— begin Excerpted data —

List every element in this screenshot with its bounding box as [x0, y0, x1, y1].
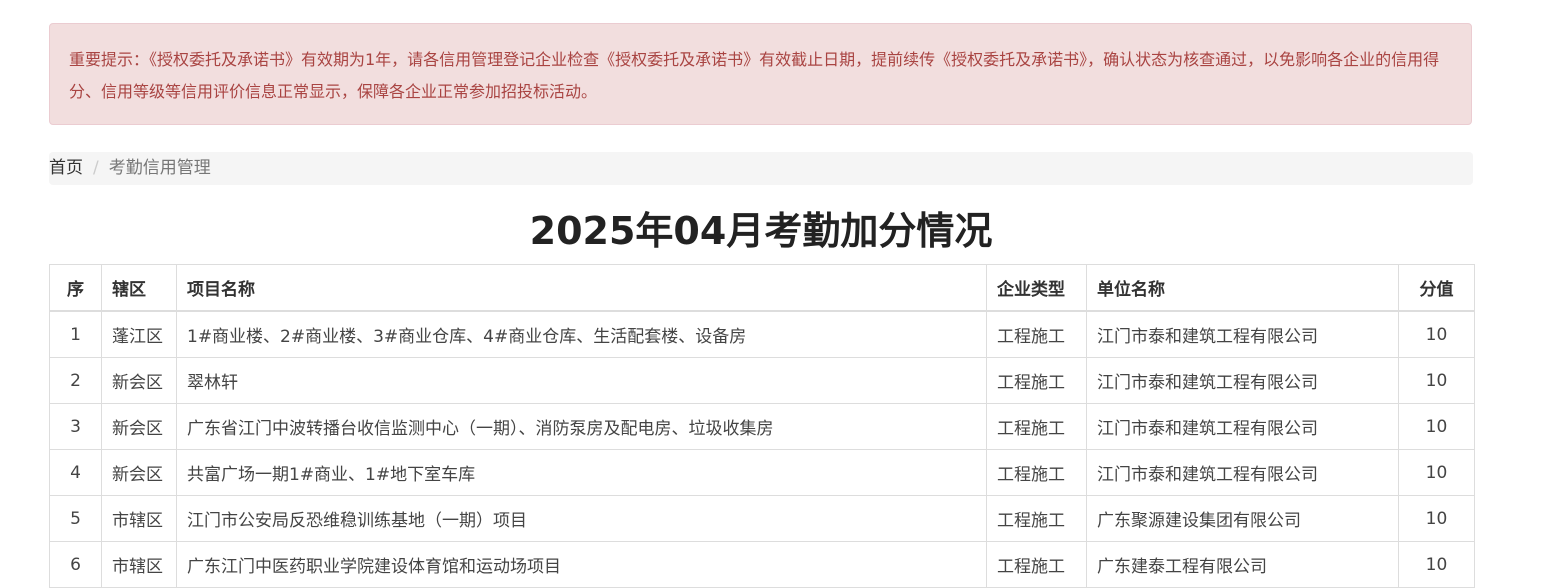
header-company: 单位名称 — [1086, 264, 1399, 312]
cell-type: 工程施工 — [986, 357, 1087, 404]
cell-company: 广东建泰工程有限公司 — [1086, 541, 1399, 588]
cell-score: 10 — [1398, 357, 1475, 404]
cell-project: 1#商业楼、2#商业楼、3#商业仓库、4#商业仓库、生活配套楼、设备房 — [176, 310, 987, 358]
cell-district: 新会区 — [101, 357, 177, 404]
cell-score: 10 — [1398, 310, 1475, 358]
cell-type: 工程施工 — [986, 310, 1087, 358]
header-project: 项目名称 — [176, 264, 987, 312]
cell-district: 市辖区 — [101, 541, 177, 588]
attendance-score-table: 序 辖区 项目名称 企业类型 单位名称 分值 1 蓬江区 1#商业楼、2#商业楼… — [49, 264, 1475, 588]
table-row: 1 蓬江区 1#商业楼、2#商业楼、3#商业仓库、4#商业仓库、生活配套楼、设备… — [49, 310, 1475, 358]
cell-index: 4 — [49, 449, 102, 496]
notice-text: 重要提示：《授权委托及承诺书》有效期为1年，请各信用管理登记企业检查《授权委托及… — [69, 50, 1440, 101]
cell-district: 新会区 — [101, 403, 177, 450]
table-row: 3 新会区 广东省江门中波转播台收信监测中心（一期）、消防泵房及配电房、垃圾收集… — [49, 403, 1475, 450]
cell-company: 江门市泰和建筑工程有限公司 — [1086, 403, 1399, 450]
cell-company: 广东聚源建设集团有限公司 — [1086, 495, 1399, 542]
breadcrumb-home-link[interactable]: 首页 — [49, 158, 83, 178]
cell-project: 江门市公安局反恐维稳训练基地（一期）项目 — [176, 495, 987, 542]
cell-score: 10 — [1398, 403, 1475, 450]
table-row: 4 新会区 共富广场一期1#商业、1#地下室车库 工程施工 江门市泰和建筑工程有… — [49, 449, 1475, 496]
cell-type: 工程施工 — [986, 495, 1087, 542]
cell-index: 3 — [49, 403, 102, 450]
cell-type: 工程施工 — [986, 449, 1087, 496]
header-index: 序 — [49, 264, 102, 312]
cell-project: 共富广场一期1#商业、1#地下室车库 — [176, 449, 987, 496]
cell-district: 市辖区 — [101, 495, 177, 542]
cell-index: 5 — [49, 495, 102, 542]
table-row: 2 新会区 翠林轩 工程施工 江门市泰和建筑工程有限公司 10 — [49, 357, 1475, 404]
cell-company: 江门市泰和建筑工程有限公司 — [1086, 310, 1399, 358]
table-row: 6 市辖区 广东江门中医药职业学院建设体育馆和运动场项目 工程施工 广东建泰工程… — [49, 541, 1475, 588]
cell-company: 江门市泰和建筑工程有限公司 — [1086, 357, 1399, 404]
cell-project: 广东省江门中波转播台收信监测中心（一期）、消防泵房及配电房、垃圾收集房 — [176, 403, 987, 450]
table-header-row: 序 辖区 项目名称 企业类型 单位名称 分值 — [49, 264, 1475, 312]
page-title: 2025年04月考勤加分情况 — [529, 209, 993, 253]
cell-score: 10 — [1398, 495, 1475, 542]
cell-score: 10 — [1398, 541, 1475, 588]
cell-index: 1 — [49, 310, 102, 358]
cell-district: 蓬江区 — [101, 310, 177, 358]
cell-district: 新会区 — [101, 449, 177, 496]
breadcrumb: 首页 / 考勤信用管理 — [49, 152, 1473, 185]
cell-project: 广东江门中医药职业学院建设体育馆和运动场项目 — [176, 541, 987, 588]
cell-project: 翠林轩 — [176, 357, 987, 404]
breadcrumb-separator: / — [93, 158, 99, 178]
cell-index: 2 — [49, 357, 102, 404]
cell-score: 10 — [1398, 449, 1475, 496]
breadcrumb-current: 考勤信用管理 — [108, 158, 211, 178]
header-district: 辖区 — [101, 264, 177, 312]
cell-type: 工程施工 — [986, 541, 1087, 588]
cell-company: 江门市泰和建筑工程有限公司 — [1086, 449, 1399, 496]
header-score: 分值 — [1398, 264, 1475, 312]
header-type: 企业类型 — [986, 264, 1087, 312]
table-row: 5 市辖区 江门市公安局反恐维稳训练基地（一期）项目 工程施工 广东聚源建设集团… — [49, 495, 1475, 542]
notice-alert: 重要提示：《授权委托及承诺书》有效期为1年，请各信用管理登记企业检查《授权委托及… — [49, 23, 1472, 125]
cell-index: 6 — [49, 541, 102, 588]
cell-type: 工程施工 — [986, 403, 1087, 450]
attendance-score-table-container: 序 辖区 项目名称 企业类型 单位名称 分值 1 蓬江区 1#商业楼、2#商业楼… — [49, 264, 1475, 588]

— end Excerpted data —

Problem: Please rewrite every row above as a numbered list, leaving out blank lines and pictures.

Problem solution:
1. List every element in this screenshot with its bounding box as [x0, y0, x1, y1].
2. header-company: 单位名称 — [1086, 264, 1399, 312]
3. cell-type: 工程施工 — [986, 357, 1087, 404]
4. cell-company: 广东建泰工程有限公司 — [1086, 541, 1399, 588]
5. cell-score: 10 — [1398, 357, 1475, 404]
6. cell-project: 1#商业楼、2#商业楼、3#商业仓库、4#商业仓库、生活配套楼、设备房 — [176, 310, 987, 358]
7. cell-district: 新会区 — [101, 357, 177, 404]
8. cell-score: 10 — [1398, 310, 1475, 358]
9. cell-type: 工程施工 — [986, 310, 1087, 358]
10. header-project: 项目名称 — [176, 264, 987, 312]
11. cell-district: 市辖区 — [101, 541, 177, 588]
12. attendance-score-table: 序 辖区 项目名称 企业类型 单位名称 分值 1 蓬江区 1#商业楼、2#商业楼… — [49, 264, 1475, 588]
13. table-row: 1 蓬江区 1#商业楼、2#商业楼、3#商业仓库、4#商业仓库、生活配套楼、设备… — [49, 310, 1475, 358]
14. cell-index: 4 — [49, 449, 102, 496]
15. notice-text: 重要提示：《授权委托及承诺书》有效期为1年，请各信用管理登记企业检查《授权委托及… — [69, 50, 1440, 101]
16. cell-district: 新会区 — [101, 403, 177, 450]
17. table-row: 3 新会区 广东省江门中波转播台收信监测中心（一期）、消防泵房及配电房、垃圾收集… — [49, 403, 1475, 450]
18. cell-company: 江门市泰和建筑工程有限公司 — [1086, 403, 1399, 450]
19. cell-company: 广东聚源建设集团有限公司 — [1086, 495, 1399, 542]
20. breadcrumb-home-link[interactable]: 首页 — [49, 158, 83, 178]
21. cell-project: 江门市公安局反恐维稳训练基地（一期）项目 — [176, 495, 987, 542]
22. cell-score: 10 — [1398, 403, 1475, 450]
23. table-row: 4 新会区 共富广场一期1#商业、1#地下室车库 工程施工 江门市泰和建筑工程有… — [49, 449, 1475, 496]
24. cell-type: 工程施工 — [986, 495, 1087, 542]
25. cell-index: 3 — [49, 403, 102, 450]
26. cell-type: 工程施工 — [986, 449, 1087, 496]
27. header-index: 序 — [49, 264, 102, 312]
28. cell-project: 共富广场一期1#商业、1#地下室车库 — [176, 449, 987, 496]
29. cell-district: 市辖区 — [101, 495, 177, 542]
30. cell-index: 5 — [49, 495, 102, 542]
31. table-row: 2 新会区 翠林轩 工程施工 江门市泰和建筑工程有限公司 10 — [49, 357, 1475, 404]
32. cell-company: 江门市泰和建筑工程有限公司 — [1086, 310, 1399, 358]
33. table-row: 6 市辖区 广东江门中医药职业学院建设体育馆和运动场项目 工程施工 广东建泰工程… — [49, 541, 1475, 588]
34. cell-company: 江门市泰和建筑工程有限公司 — [1086, 357, 1399, 404]
35. cell-project: 广东省江门中波转播台收信监测中心（一期）、消防泵房及配电房、垃圾收集房 — [176, 403, 987, 450]
36. table-header-row: 序 辖区 项目名称 企业类型 单位名称 分值 — [49, 264, 1475, 312]
37. page-title: 2025年04月考勤加分情况 — [529, 209, 993, 253]
38. cell-score: 10 — [1398, 495, 1475, 542]
39. cell-score: 10 — [1398, 541, 1475, 588]
40. cell-index: 1 — [49, 310, 102, 358]
41. cell-district: 蓬江区 — [101, 310, 177, 358]
42. cell-district: 新会区 — [101, 449, 177, 496]
43. breadcrumb: 首页 / 考勤信用管理 — [49, 152, 1473, 185]
44. cell-project: 广东江门中医药职业学院建设体育馆和运动场项目 — [176, 541, 987, 588]
45. cell-project: 翠林轩 — [176, 357, 987, 404]
46. breadcrumb-separator: / — [93, 158, 99, 178]
47. cell-index: 2 — [49, 357, 102, 404]
48. cell-score: 10 — [1398, 449, 1475, 496]
49. breadcrumb-current: 考勤信用管理 — [108, 158, 211, 178]
50. header-district: 辖区 — [101, 264, 177, 312]
51. cell-type: 工程施工 — [986, 541, 1087, 588]
52. cell-company: 江门市泰和建筑工程有限公司 — [1086, 449, 1399, 496]
53. header-score: 分值 — [1398, 264, 1475, 312]
54. header-type: 企业类型 — [986, 264, 1087, 312]
55. table-row: 5 市辖区 江门市公安局反恐维稳训练基地（一期）项目 工程施工 广东聚源建设集团… — [49, 495, 1475, 542]
56. notice-alert: 重要提示：《授权委托及承诺书》有效期为1年，请各信用管理登记企业检查《授权委托及… — [49, 23, 1472, 125]
57. cell-index: 6 — [49, 541, 102, 588]
58. cell-type: 工程施工 — [986, 403, 1087, 450]
59. attendance-score-table-container: 序 辖区 项目名称 企业类型 单位名称 分值 1 蓬江区 1#商业楼、2#商业楼… — [49, 264, 1475, 588]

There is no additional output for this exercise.